§ **Set task**: Write the records out again exactly, leaving no images in.

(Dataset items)
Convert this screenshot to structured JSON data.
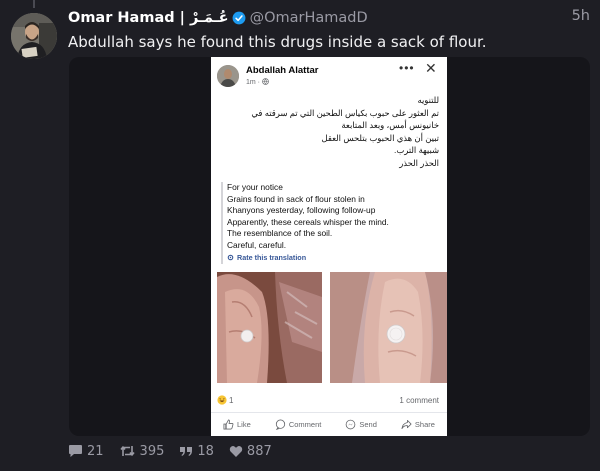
{
  "post": {
    "author_name": "Omar Hamad | عُـمَـرْ",
    "handle": "@OmarHamadD",
    "time": "5h",
    "text": "Abdullah says he found this drugs inside a sack of flour."
  },
  "embedded": {
    "author": "Abdallah Alattar",
    "meta": "1m · ",
    "more_label": "•••",
    "close_label": "✕",
    "arabic_lines": [
      "للتنويه",
      "تم العثور على حبوب بكياس الطحين التي تم سرقته في",
      "خانيونس أمس، وبعد المتابعة",
      "تبين أن هذي الحبوب بتلحس العقل",
      "شبيهة الترب.",
      "الحذر الحذر"
    ],
    "translation_lines": [
      "For your notice",
      "Grains found in sack of flour stolen in",
      "Khanyons yesterday, following follow-up",
      "Apparently, these cereals whisper the mind.",
      "The resemblance of the soil.",
      "Careful, careful."
    ],
    "rate_label": "Rate this translation",
    "reaction_count": "1",
    "comment_count": "1 comment",
    "actions": {
      "like": "Like",
      "comment": "Comment",
      "send": "Send",
      "share": "Share"
    }
  },
  "stats": {
    "replies": "21",
    "retweets": "395",
    "quotes": "18",
    "likes": "887"
  },
  "colors": {
    "background": "#1e1e24",
    "verified": "#1d9bf0",
    "link_blue": "#385898"
  }
}
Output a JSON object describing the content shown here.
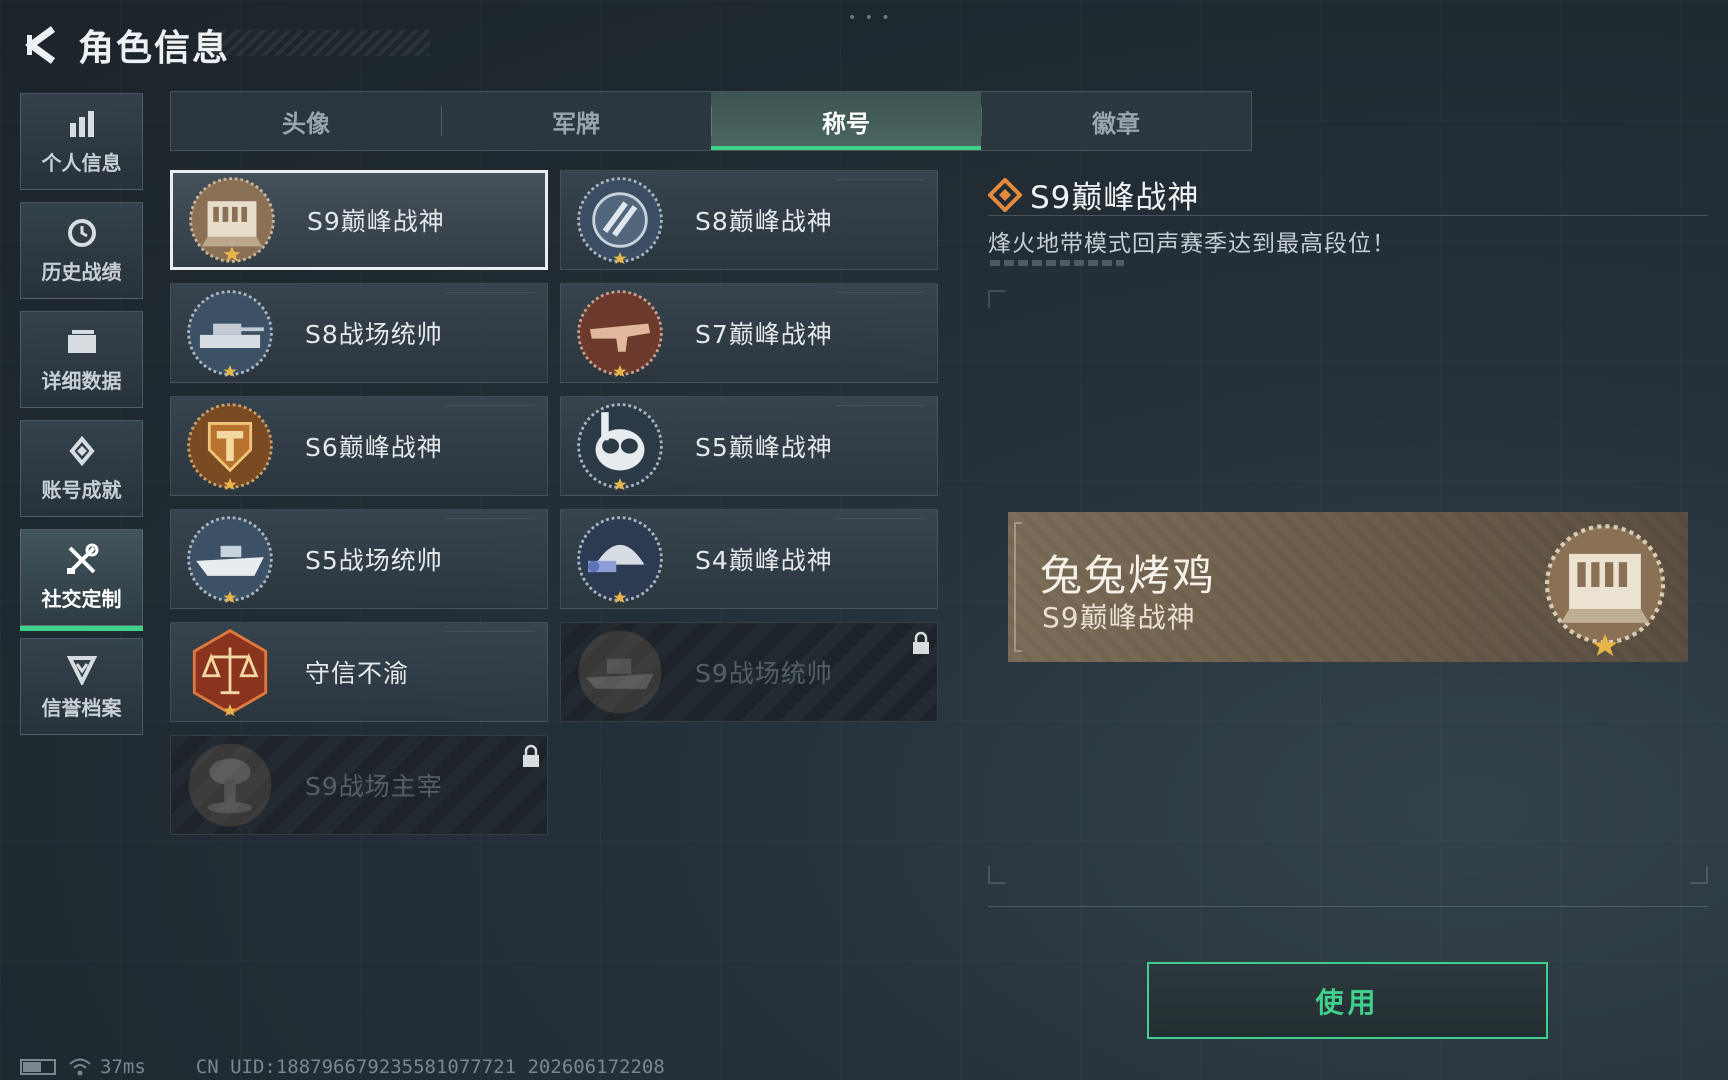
{
  "header": {
    "title": "角色信息"
  },
  "sidebar": {
    "items": [
      {
        "label": "个人信息",
        "icon": "bar-chart-icon"
      },
      {
        "label": "历史战绩",
        "icon": "clock-icon"
      },
      {
        "label": "详细数据",
        "icon": "folder-icon"
      },
      {
        "label": "账号成就",
        "icon": "medal-icon"
      },
      {
        "label": "社交定制",
        "icon": "tools-icon",
        "active": true
      },
      {
        "label": "信誉档案",
        "icon": "shield-check-icon"
      }
    ]
  },
  "tabs": [
    {
      "label": "头像"
    },
    {
      "label": "军牌"
    },
    {
      "label": "称号",
      "active": true
    },
    {
      "label": "徽章"
    }
  ],
  "titles": [
    {
      "label": "S9巅峰战神",
      "badge": "dam-badge-icon",
      "selected": true,
      "locked": false
    },
    {
      "label": "S8巅峰战神",
      "badge": "slash-emblem-badge-icon",
      "selected": false,
      "locked": false
    },
    {
      "label": "S8战场统帅",
      "badge": "tank-badge-icon",
      "selected": false,
      "locked": false
    },
    {
      "label": "S7巅峰战神",
      "badge": "rifle-badge-icon",
      "selected": false,
      "locked": false
    },
    {
      "label": "S6巅峰战神",
      "badge": "t-shield-badge-icon",
      "selected": false,
      "locked": false
    },
    {
      "label": "S5巅峰战神",
      "badge": "diving-mask-badge-icon",
      "selected": false,
      "locked": false
    },
    {
      "label": "S5战场统帅",
      "badge": "boat-badge-icon",
      "selected": false,
      "locked": false
    },
    {
      "label": "S4巅峰战神",
      "badge": "night-vision-helmet-badge-icon",
      "selected": false,
      "locked": false
    },
    {
      "label": "守信不渝",
      "badge": "scales-badge-icon",
      "selected": false,
      "locked": false
    },
    {
      "label": "S9战场统帅",
      "badge": "warship-badge-icon",
      "selected": false,
      "locked": true
    },
    {
      "label": "S9战场主宰",
      "badge": "mushroom-cloud-badge-icon",
      "selected": false,
      "locked": true
    }
  ],
  "detail": {
    "name": "S9巅峰战神",
    "description": "烽火地带模式回声赛季达到最高段位！",
    "preview_player_name": "兔兔烤鸡",
    "preview_title": "S9巅峰战神",
    "use_button_label": "使用"
  },
  "status": {
    "ping": "37ms",
    "uid": "CN UID:18879667923558107​7721 202606172208"
  },
  "colors": {
    "accent": "#3fd08c",
    "gold": "#e8b54a",
    "preview_bg": "#7c6d58"
  }
}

§ **Reply to the exercise**:
Convert this screenshot to structured JSON data.
{
  "post": {
    "author_name": "Omar Hamad | عُـمَـرْ",
    "handle": "@OmarHamadD",
    "time": "5h",
    "text": "Abdullah says he found this drugs inside a sack of flour."
  },
  "embedded": {
    "author": "Abdallah Alattar",
    "meta": "1m · ",
    "more_label": "•••",
    "close_label": "✕",
    "arabic_lines": [
      "للتنويه",
      "تم العثور على حبوب بكياس الطحين التي تم سرقته في",
      "خانيونس أمس، وبعد المتابعة",
      "تبين أن هذي الحبوب بتلحس العقل",
      "شبيهة الترب.",
      "الحذر الحذر"
    ],
    "translation_lines": [
      "For your notice",
      "Grains found in sack of flour stolen in",
      "Khanyons yesterday, following follow-up",
      "Apparently, these cereals whisper the mind.",
      "The resemblance of the soil.",
      "Careful, careful."
    ],
    "rate_label": "Rate this translation",
    "reaction_count": "1",
    "comment_count": "1 comment",
    "actions": {
      "like": "Like",
      "comment": "Comment",
      "send": "Send",
      "share": "Share"
    }
  },
  "stats": {
    "replies": "21",
    "retweets": "395",
    "quotes": "18",
    "likes": "887"
  },
  "colors": {
    "background": "#1e1e24",
    "verified": "#1d9bf0",
    "link_blue": "#385898"
  }
}
Output a JSON object describing the content shown here.
{
  "header": {
    "title": "角色信息"
  },
  "sidebar": {
    "items": [
      {
        "label": "个人信息",
        "icon": "bar-chart-icon"
      },
      {
        "label": "历史战绩",
        "icon": "clock-icon"
      },
      {
        "label": "详细数据",
        "icon": "folder-icon"
      },
      {
        "label": "账号成就",
        "icon": "medal-icon"
      },
      {
        "label": "社交定制",
        "icon": "tools-icon",
        "active": true
      },
      {
        "label": "信誉档案",
        "icon": "shield-check-icon"
      }
    ]
  },
  "tabs": [
    {
      "label": "头像"
    },
    {
      "label": "军牌"
    },
    {
      "label": "称号",
      "active": true
    },
    {
      "label": "徽章"
    }
  ],
  "titles": [
    {
      "label": "S9巅峰战神",
      "badge": "dam-badge-icon",
      "selected": true,
      "locked": false
    },
    {
      "label": "S8巅峰战神",
      "badge": "slash-emblem-badge-icon",
      "selected": false,
      "locked": false
    },
    {
      "label": "S8战场统帅",
      "badge": "tank-badge-icon",
      "selected": false,
      "locked": false
    },
    {
      "label": "S7巅峰战神",
      "badge": "rifle-badge-icon",
      "selected": false,
      "locked": false
    },
    {
      "label": "S6巅峰战神",
      "badge": "t-shield-badge-icon",
      "selected": false,
      "locked": false
    },
    {
      "label": "S5巅峰战神",
      "badge": "diving-mask-badge-icon",
      "selected": false,
      "locked": false
    },
    {
      "label": "S5战场统帅",
      "badge": "boat-badge-icon",
      "selected": false,
      "locked": false
    },
    {
      "label": "S4巅峰战神",
      "badge": "night-vision-helmet-badge-icon",
      "selected": false,
      "locked": false
    },
    {
      "label": "守信不渝",
      "badge": "scales-badge-icon",
      "selected": false,
      "locked": false
    },
    {
      "label": "S9战场统帅",
      "badge": "warship-badge-icon",
      "selected": false,
      "locked": true
    },
    {
      "label": "S9战场主宰",
      "badge": "mushroom-cloud-badge-icon",
      "selected": false,
      "locked": true
    }
  ],
  "detail": {
    "name": "S9巅峰战神",
    "description": "烽火地带模式回声赛季达到最高段位！",
    "preview_player_name": "兔兔烤鸡",
    "preview_title": "S9巅峰战神",
    "use_button_label": "使用"
  },
  "status": {
    "ping": "37ms",
    "uid": "CN UID:18879667923558107​7721 202606172208"
  },
  "colors": {
    "accent": "#3fd08c",
    "gold": "#e8b54a",
    "preview_bg": "#7c6d58"
  }
}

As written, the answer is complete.